#### [Available records]

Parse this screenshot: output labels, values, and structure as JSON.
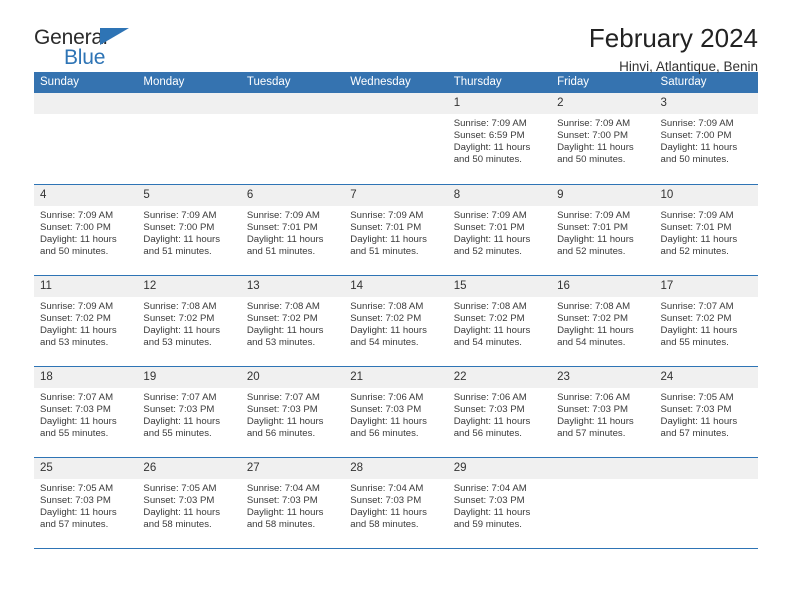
{
  "brand": {
    "name_dark": "General",
    "name_blue": "Blue",
    "accent_color": "#2e74b5"
  },
  "header": {
    "title": "February 2024",
    "location": "Hinvi, Atlantique, Benin",
    "header_bg": "#3573b0",
    "daynum_bg": "#f0f0f0"
  },
  "weekdays": [
    "Sunday",
    "Monday",
    "Tuesday",
    "Wednesday",
    "Thursday",
    "Friday",
    "Saturday"
  ],
  "labels": {
    "sunrise_prefix": "Sunrise:",
    "sunset_prefix": "Sunset:",
    "daylight_prefix": "Daylight:"
  },
  "weeks": [
    [
      {
        "day": ""
      },
      {
        "day": ""
      },
      {
        "day": ""
      },
      {
        "day": ""
      },
      {
        "day": "1",
        "sunrise": "Sunrise: 7:09 AM",
        "sunset": "Sunset: 6:59 PM",
        "daylight": "Daylight: 11 hours and 50 minutes."
      },
      {
        "day": "2",
        "sunrise": "Sunrise: 7:09 AM",
        "sunset": "Sunset: 7:00 PM",
        "daylight": "Daylight: 11 hours and 50 minutes."
      },
      {
        "day": "3",
        "sunrise": "Sunrise: 7:09 AM",
        "sunset": "Sunset: 7:00 PM",
        "daylight": "Daylight: 11 hours and 50 minutes."
      }
    ],
    [
      {
        "day": "4",
        "sunrise": "Sunrise: 7:09 AM",
        "sunset": "Sunset: 7:00 PM",
        "daylight": "Daylight: 11 hours and 50 minutes."
      },
      {
        "day": "5",
        "sunrise": "Sunrise: 7:09 AM",
        "sunset": "Sunset: 7:00 PM",
        "daylight": "Daylight: 11 hours and 51 minutes."
      },
      {
        "day": "6",
        "sunrise": "Sunrise: 7:09 AM",
        "sunset": "Sunset: 7:01 PM",
        "daylight": "Daylight: 11 hours and 51 minutes."
      },
      {
        "day": "7",
        "sunrise": "Sunrise: 7:09 AM",
        "sunset": "Sunset: 7:01 PM",
        "daylight": "Daylight: 11 hours and 51 minutes."
      },
      {
        "day": "8",
        "sunrise": "Sunrise: 7:09 AM",
        "sunset": "Sunset: 7:01 PM",
        "daylight": "Daylight: 11 hours and 52 minutes."
      },
      {
        "day": "9",
        "sunrise": "Sunrise: 7:09 AM",
        "sunset": "Sunset: 7:01 PM",
        "daylight": "Daylight: 11 hours and 52 minutes."
      },
      {
        "day": "10",
        "sunrise": "Sunrise: 7:09 AM",
        "sunset": "Sunset: 7:01 PM",
        "daylight": "Daylight: 11 hours and 52 minutes."
      }
    ],
    [
      {
        "day": "11",
        "sunrise": "Sunrise: 7:09 AM",
        "sunset": "Sunset: 7:02 PM",
        "daylight": "Daylight: 11 hours and 53 minutes."
      },
      {
        "day": "12",
        "sunrise": "Sunrise: 7:08 AM",
        "sunset": "Sunset: 7:02 PM",
        "daylight": "Daylight: 11 hours and 53 minutes."
      },
      {
        "day": "13",
        "sunrise": "Sunrise: 7:08 AM",
        "sunset": "Sunset: 7:02 PM",
        "daylight": "Daylight: 11 hours and 53 minutes."
      },
      {
        "day": "14",
        "sunrise": "Sunrise: 7:08 AM",
        "sunset": "Sunset: 7:02 PM",
        "daylight": "Daylight: 11 hours and 54 minutes."
      },
      {
        "day": "15",
        "sunrise": "Sunrise: 7:08 AM",
        "sunset": "Sunset: 7:02 PM",
        "daylight": "Daylight: 11 hours and 54 minutes."
      },
      {
        "day": "16",
        "sunrise": "Sunrise: 7:08 AM",
        "sunset": "Sunset: 7:02 PM",
        "daylight": "Daylight: 11 hours and 54 minutes."
      },
      {
        "day": "17",
        "sunrise": "Sunrise: 7:07 AM",
        "sunset": "Sunset: 7:02 PM",
        "daylight": "Daylight: 11 hours and 55 minutes."
      }
    ],
    [
      {
        "day": "18",
        "sunrise": "Sunrise: 7:07 AM",
        "sunset": "Sunset: 7:03 PM",
        "daylight": "Daylight: 11 hours and 55 minutes."
      },
      {
        "day": "19",
        "sunrise": "Sunrise: 7:07 AM",
        "sunset": "Sunset: 7:03 PM",
        "daylight": "Daylight: 11 hours and 55 minutes."
      },
      {
        "day": "20",
        "sunrise": "Sunrise: 7:07 AM",
        "sunset": "Sunset: 7:03 PM",
        "daylight": "Daylight: 11 hours and 56 minutes."
      },
      {
        "day": "21",
        "sunrise": "Sunrise: 7:06 AM",
        "sunset": "Sunset: 7:03 PM",
        "daylight": "Daylight: 11 hours and 56 minutes."
      },
      {
        "day": "22",
        "sunrise": "Sunrise: 7:06 AM",
        "sunset": "Sunset: 7:03 PM",
        "daylight": "Daylight: 11 hours and 56 minutes."
      },
      {
        "day": "23",
        "sunrise": "Sunrise: 7:06 AM",
        "sunset": "Sunset: 7:03 PM",
        "daylight": "Daylight: 11 hours and 57 minutes."
      },
      {
        "day": "24",
        "sunrise": "Sunrise: 7:05 AM",
        "sunset": "Sunset: 7:03 PM",
        "daylight": "Daylight: 11 hours and 57 minutes."
      }
    ],
    [
      {
        "day": "25",
        "sunrise": "Sunrise: 7:05 AM",
        "sunset": "Sunset: 7:03 PM",
        "daylight": "Daylight: 11 hours and 57 minutes."
      },
      {
        "day": "26",
        "sunrise": "Sunrise: 7:05 AM",
        "sunset": "Sunset: 7:03 PM",
        "daylight": "Daylight: 11 hours and 58 minutes."
      },
      {
        "day": "27",
        "sunrise": "Sunrise: 7:04 AM",
        "sunset": "Sunset: 7:03 PM",
        "daylight": "Daylight: 11 hours and 58 minutes."
      },
      {
        "day": "28",
        "sunrise": "Sunrise: 7:04 AM",
        "sunset": "Sunset: 7:03 PM",
        "daylight": "Daylight: 11 hours and 58 minutes."
      },
      {
        "day": "29",
        "sunrise": "Sunrise: 7:04 AM",
        "sunset": "Sunset: 7:03 PM",
        "daylight": "Daylight: 11 hours and 59 minutes."
      },
      {
        "day": ""
      },
      {
        "day": ""
      }
    ]
  ]
}
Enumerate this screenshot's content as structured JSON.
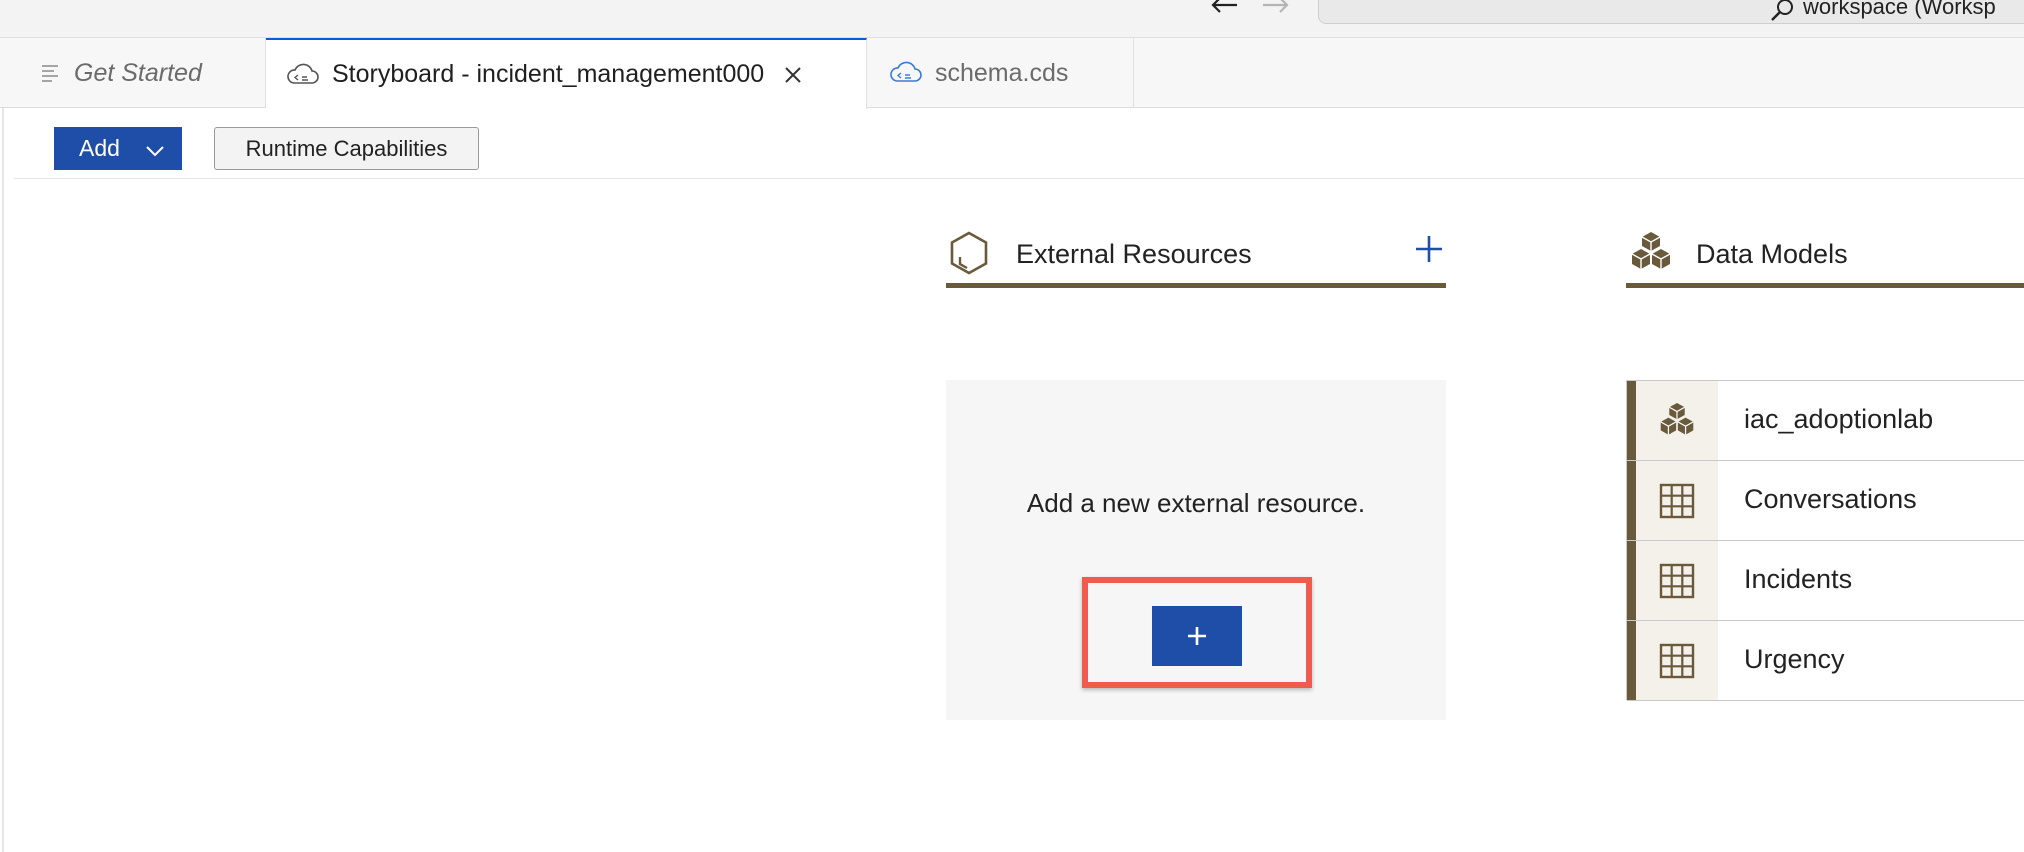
{
  "titlebar": {
    "search_text": "workspace (Worksp"
  },
  "tabs": [
    {
      "label": "Get Started"
    },
    {
      "label": "Storyboard - incident_management000"
    },
    {
      "label": "schema.cds"
    }
  ],
  "toolbar": {
    "add_label": "Add",
    "runtime_label": "Runtime Capabilities"
  },
  "external_resources": {
    "title": "External Resources",
    "message": "Add a new external resource.",
    "add_button_label": "+"
  },
  "data_models": {
    "title": "Data Models",
    "items": [
      {
        "label": "iac_adoptionlab",
        "icon": "cube-icon"
      },
      {
        "label": "Conversations",
        "icon": "table-icon"
      },
      {
        "label": "Incidents",
        "icon": "table-icon"
      },
      {
        "label": "Urgency",
        "icon": "table-icon"
      }
    ]
  },
  "colors": {
    "accent_blue": "#1f4ea8",
    "header_rule": "#6a5a3c",
    "highlight_red": "#f05a4f"
  }
}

#### [Exercise requirements]
Extract every line containing the string "this" from the data above.

#### [Final result]
Parse this screenshot: output labels, values, and structure as JSON.
Enumerate this screenshot's content as structured JSON.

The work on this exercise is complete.